Please print every record below exactly as it appears.

•••

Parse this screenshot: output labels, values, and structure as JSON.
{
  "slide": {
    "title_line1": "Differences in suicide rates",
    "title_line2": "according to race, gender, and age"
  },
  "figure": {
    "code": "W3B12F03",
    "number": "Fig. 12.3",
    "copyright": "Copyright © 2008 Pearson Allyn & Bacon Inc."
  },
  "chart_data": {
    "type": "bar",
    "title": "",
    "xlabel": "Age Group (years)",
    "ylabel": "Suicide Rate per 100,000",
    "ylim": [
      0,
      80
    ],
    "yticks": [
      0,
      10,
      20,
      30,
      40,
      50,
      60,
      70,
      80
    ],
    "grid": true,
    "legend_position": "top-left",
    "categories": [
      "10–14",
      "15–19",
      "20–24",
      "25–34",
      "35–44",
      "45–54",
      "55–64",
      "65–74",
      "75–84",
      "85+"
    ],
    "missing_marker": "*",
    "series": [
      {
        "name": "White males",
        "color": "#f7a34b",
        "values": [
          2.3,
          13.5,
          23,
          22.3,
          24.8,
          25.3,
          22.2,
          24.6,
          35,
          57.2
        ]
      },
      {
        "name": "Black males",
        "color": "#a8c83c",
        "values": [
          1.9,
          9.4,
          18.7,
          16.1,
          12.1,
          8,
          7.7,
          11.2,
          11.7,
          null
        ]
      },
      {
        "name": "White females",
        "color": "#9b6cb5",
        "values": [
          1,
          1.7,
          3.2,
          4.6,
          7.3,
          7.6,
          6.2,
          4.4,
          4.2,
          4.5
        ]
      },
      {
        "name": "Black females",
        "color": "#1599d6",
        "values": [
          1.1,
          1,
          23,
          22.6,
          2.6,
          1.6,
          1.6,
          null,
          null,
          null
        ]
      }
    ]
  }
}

•••

OUTPUT BELOW =
Parse this screenshot: output labels, values, and structure as JSON.
{
  "slide": {
    "title_line1": "Differences in suicide rates",
    "title_line2": "according to race, gender, and age"
  },
  "figure": {
    "code": "W3B12F03",
    "number": "Fig. 12.3",
    "copyright": "Copyright © 2008 Pearson Allyn & Bacon Inc."
  },
  "chart_data": {
    "type": "bar",
    "title": "",
    "xlabel": "Age Group (years)",
    "ylabel": "Suicide Rate per 100,000",
    "ylim": [
      0,
      80
    ],
    "yticks": [
      0,
      10,
      20,
      30,
      40,
      50,
      60,
      70,
      80
    ],
    "grid": true,
    "legend_position": "top-left",
    "categories": [
      "10–14",
      "15–19",
      "20–24",
      "25–34",
      "35–44",
      "45–54",
      "55–64",
      "65–74",
      "75–84",
      "85+"
    ],
    "missing_marker": "*",
    "series": [
      {
        "name": "White males",
        "color": "#f7a34b",
        "values": [
          2.3,
          13.5,
          23,
          22.3,
          24.8,
          25.3,
          22.2,
          24.6,
          35,
          57.2
        ]
      },
      {
        "name": "Black males",
        "color": "#a8c83c",
        "values": [
          1.9,
          9.4,
          18.7,
          16.1,
          12.1,
          8,
          7.7,
          11.2,
          11.7,
          null
        ]
      },
      {
        "name": "White females",
        "color": "#9b6cb5",
        "values": [
          1,
          1.7,
          3.2,
          4.6,
          7.3,
          7.6,
          6.2,
          4.4,
          4.2,
          4.5
        ]
      },
      {
        "name": "Black females",
        "color": "#1599d6",
        "values": [
          1.1,
          1,
          23,
          22.6,
          2.6,
          1.6,
          1.6,
          null,
          null,
          null
        ]
      }
    ]
  }
}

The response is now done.